- FRAGMENTO DEL DOCUMENTO -
● ● ●
El mago Méliès aprendió rápidamente los rudimentos de funcionamiento del aparato y así, en abril de 1896, incorporó a su espectáculo teatral la proyección de películas (la primera de ellas fue una titulada "Partida de naipes"). En un principio, y al igual que hacían los Lumiére, se trataba de historias más o menos realistas, en las que captaba escenas de la vida cotidiana. Más tarde, incorporó filmaciones de escenificaciones teatrales en las que se representaban, con tono jocoso, noticias de actualidad. En un primer momento, no bastaba más: la mera existencia de aquellas imágenes en movimiento bastaba para maravillar al público, que las devoraba como un número de ilusionismo más.
Stop trick
Sin embargo, nada se agota en menos tiempo que la maravilla. Pronto los espectadores se acostumbraron a lo que antes les fascinaba, y hubo quien comenzó a decir que el nuevo pasatiempo había cumplido su ciclo vital y no sería más que una moda efímera (lo mismo que años después diría Edison sobre la radio). Y por azar, fue Méliès el que dio con una de las teclas que haría ascender el nuevo entretenimiento a la categoría de arte: cuando estaba rodando una de sus películas en la calle, el mecanismo de la cámara se atascó y dejó de filmar unos instantes, mientras lo reparaba.
Cuando proyectó el resultado, observó con sorpresa cómo un tranvía de caballos se convertía ante sus ojos en un cortejo fúnebre. Acababa de descubrir el stop trick, el primer truco de origen exclusivamente cinematográfico (hasta entonces, se había limitado a filmar directamente números de ilusionismo tal y como sucedían ante los espectadores).
Hubo quien dijo que el nuevo pasatiempo había cumplido su ciclo vital y no sería más que una moda efímera (lo mismo que años después diría Edison sobre la radio)
Fue la llave que abrió la puerta a todo un mundo de posibilidades, que se inició en 1897 con Gugusse et l'automate, la primera película que mostró a un robot en la historia del cine. Comenzaron entonces unos años prodigiosos, en los que Méliès invirtió todo su dinero en construir su gran estudio de Montreuil, homenajeado e inmortalizado en La invención de Hugo de Martin Scorsese (2011), donde la maravilla se convirtió en norma, y de donde fueron saliendo las grandes cintas del francés: Viaje a la Luna (1902), El viaje a través de lo imposible (1904), El eclipse: el cortejo entre el Sol y la Luna (1907), A la conquista del Polo (1912), y tantas otras.
Y con cada innovación, iba rompiendo las costuras del lenguaje cinematográfico, añadiendo nuevos elementos que hacían crecer lo que había nacido como mera atracción de feria. Luego vendrían la ruina y el olvido, cuando el mundo se precipitó en la Primera Guerra Mundial y desapareció el interés por la magia y la ilusión, y más tarde aún la reivindicación, cuando ya era un anciano que regentaba un puesto de chucherías en la estación de Montparnasse. Pero antes, al principio de todo, hace 120 años comenzaba un viaje de destino impredecible en el teatro Robert Houdin, la casa de Georges Méliès, el lugar donde todo era posible.
● ● ●
- INSTRUCCIÓN DE TRABAJO 1 -
Traduce al inglés esta oración del texto sobre Méliès: "Sin embargo, nada se agota en menos tiempo que la maravilla."
- INSTRUCCIÓN DE TRABAJO 2 -
Reproduce el pasaje del texto sobre Méliès que comienza en "Cuando proyectó el" y acaba en "ante los espectadores).".

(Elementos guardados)
● ● ●
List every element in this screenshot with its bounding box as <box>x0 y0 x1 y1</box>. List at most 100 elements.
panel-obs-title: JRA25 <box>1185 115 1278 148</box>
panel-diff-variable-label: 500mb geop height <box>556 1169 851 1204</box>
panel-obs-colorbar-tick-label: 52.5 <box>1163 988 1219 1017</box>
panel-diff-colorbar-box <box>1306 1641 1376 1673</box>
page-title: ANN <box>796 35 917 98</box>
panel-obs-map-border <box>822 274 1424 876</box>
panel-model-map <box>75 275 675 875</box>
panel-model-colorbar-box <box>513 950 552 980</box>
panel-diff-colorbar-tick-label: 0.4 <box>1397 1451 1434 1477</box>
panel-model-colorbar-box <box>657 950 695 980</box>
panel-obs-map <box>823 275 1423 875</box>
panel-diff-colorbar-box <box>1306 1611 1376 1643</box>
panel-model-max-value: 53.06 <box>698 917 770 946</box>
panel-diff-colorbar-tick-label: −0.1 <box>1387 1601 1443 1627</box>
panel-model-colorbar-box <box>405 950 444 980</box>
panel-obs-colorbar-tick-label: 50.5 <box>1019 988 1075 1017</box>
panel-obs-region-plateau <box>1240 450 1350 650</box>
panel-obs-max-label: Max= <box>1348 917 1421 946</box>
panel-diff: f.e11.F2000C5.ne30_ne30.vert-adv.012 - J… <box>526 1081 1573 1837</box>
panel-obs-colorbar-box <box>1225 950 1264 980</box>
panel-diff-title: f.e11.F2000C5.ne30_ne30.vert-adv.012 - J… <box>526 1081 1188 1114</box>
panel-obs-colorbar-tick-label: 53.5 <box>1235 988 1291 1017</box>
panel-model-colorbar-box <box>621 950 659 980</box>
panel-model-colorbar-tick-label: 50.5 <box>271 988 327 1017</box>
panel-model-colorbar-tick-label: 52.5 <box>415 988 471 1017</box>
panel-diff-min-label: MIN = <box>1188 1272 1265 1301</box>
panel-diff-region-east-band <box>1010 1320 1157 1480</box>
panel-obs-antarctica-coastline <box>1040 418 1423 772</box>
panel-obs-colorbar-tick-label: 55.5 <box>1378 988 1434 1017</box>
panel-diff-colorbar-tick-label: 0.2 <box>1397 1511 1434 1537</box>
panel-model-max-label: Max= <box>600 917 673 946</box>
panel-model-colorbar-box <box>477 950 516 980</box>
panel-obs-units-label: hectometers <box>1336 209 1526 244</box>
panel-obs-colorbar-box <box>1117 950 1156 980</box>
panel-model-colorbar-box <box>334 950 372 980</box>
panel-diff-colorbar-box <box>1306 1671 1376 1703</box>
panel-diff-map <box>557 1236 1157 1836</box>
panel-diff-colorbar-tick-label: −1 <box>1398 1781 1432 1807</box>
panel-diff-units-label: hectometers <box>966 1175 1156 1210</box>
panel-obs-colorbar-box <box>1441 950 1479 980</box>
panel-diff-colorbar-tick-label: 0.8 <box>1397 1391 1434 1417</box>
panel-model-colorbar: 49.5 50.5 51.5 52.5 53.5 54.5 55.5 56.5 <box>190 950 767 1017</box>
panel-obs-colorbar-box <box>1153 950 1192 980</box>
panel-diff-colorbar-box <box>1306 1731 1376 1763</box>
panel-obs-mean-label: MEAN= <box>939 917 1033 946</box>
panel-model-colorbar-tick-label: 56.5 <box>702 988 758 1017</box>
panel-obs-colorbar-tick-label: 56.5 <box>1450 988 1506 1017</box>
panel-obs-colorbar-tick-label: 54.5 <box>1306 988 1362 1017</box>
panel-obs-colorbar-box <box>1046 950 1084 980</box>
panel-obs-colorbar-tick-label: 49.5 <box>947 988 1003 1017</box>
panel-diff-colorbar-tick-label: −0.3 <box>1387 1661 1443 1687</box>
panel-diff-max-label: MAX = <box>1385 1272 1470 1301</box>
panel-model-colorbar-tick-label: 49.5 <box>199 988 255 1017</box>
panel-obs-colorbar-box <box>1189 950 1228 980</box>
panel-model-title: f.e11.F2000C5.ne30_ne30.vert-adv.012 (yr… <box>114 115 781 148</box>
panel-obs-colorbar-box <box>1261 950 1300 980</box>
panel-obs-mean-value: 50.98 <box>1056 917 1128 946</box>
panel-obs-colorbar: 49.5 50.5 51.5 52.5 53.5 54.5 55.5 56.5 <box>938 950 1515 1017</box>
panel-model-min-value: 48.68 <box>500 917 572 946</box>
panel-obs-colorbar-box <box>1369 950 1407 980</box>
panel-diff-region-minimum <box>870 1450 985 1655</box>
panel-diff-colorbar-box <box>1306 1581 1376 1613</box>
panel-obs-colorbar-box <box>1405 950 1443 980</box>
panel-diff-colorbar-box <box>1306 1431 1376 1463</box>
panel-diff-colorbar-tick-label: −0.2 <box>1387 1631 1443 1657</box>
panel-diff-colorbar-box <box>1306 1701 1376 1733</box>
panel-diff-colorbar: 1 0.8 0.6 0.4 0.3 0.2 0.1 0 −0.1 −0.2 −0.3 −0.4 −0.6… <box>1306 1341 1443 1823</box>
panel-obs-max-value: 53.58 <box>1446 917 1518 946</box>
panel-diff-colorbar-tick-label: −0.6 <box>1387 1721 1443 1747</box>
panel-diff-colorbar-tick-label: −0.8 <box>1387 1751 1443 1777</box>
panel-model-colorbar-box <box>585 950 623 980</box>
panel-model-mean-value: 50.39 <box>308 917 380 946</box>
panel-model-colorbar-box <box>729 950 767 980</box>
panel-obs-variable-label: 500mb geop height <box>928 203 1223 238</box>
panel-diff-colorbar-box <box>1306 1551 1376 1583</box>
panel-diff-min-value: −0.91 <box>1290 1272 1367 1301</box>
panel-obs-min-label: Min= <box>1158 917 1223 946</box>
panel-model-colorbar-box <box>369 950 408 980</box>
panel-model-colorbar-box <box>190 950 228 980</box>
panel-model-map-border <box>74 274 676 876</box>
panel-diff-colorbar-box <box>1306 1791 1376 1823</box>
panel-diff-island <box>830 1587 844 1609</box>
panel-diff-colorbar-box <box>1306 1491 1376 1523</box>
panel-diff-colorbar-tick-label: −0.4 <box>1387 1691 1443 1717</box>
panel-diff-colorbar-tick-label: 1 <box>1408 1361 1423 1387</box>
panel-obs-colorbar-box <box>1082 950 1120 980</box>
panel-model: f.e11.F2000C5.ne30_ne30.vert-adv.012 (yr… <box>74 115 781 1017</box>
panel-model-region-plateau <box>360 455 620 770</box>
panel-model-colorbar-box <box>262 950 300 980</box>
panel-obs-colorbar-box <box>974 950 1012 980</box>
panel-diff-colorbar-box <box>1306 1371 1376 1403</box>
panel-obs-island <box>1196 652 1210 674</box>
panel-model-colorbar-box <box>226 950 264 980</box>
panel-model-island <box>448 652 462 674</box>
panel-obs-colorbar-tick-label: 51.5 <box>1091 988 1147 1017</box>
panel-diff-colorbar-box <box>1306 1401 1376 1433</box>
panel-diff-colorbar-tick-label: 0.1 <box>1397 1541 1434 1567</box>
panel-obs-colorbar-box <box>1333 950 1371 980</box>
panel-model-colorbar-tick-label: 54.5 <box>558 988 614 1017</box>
● ● ●
- RESPUESTA ESCRITA 1 -
However, nothing wears off faster than wonder.

- RESPUESTA ESCRITA 2 -
Cuando proyectó el resultado, observó con sorpresa cómo un tranvía de caballos se convertía ante sus ojos en un cortejo fúnebre. Acababa de descubrir el stop trick, el primer truco de origen exclusivamente cinematográfico (hasta entonces, se había limitado a filmar directamente números de ilusionismo tal y como sucedían ante los espectadores).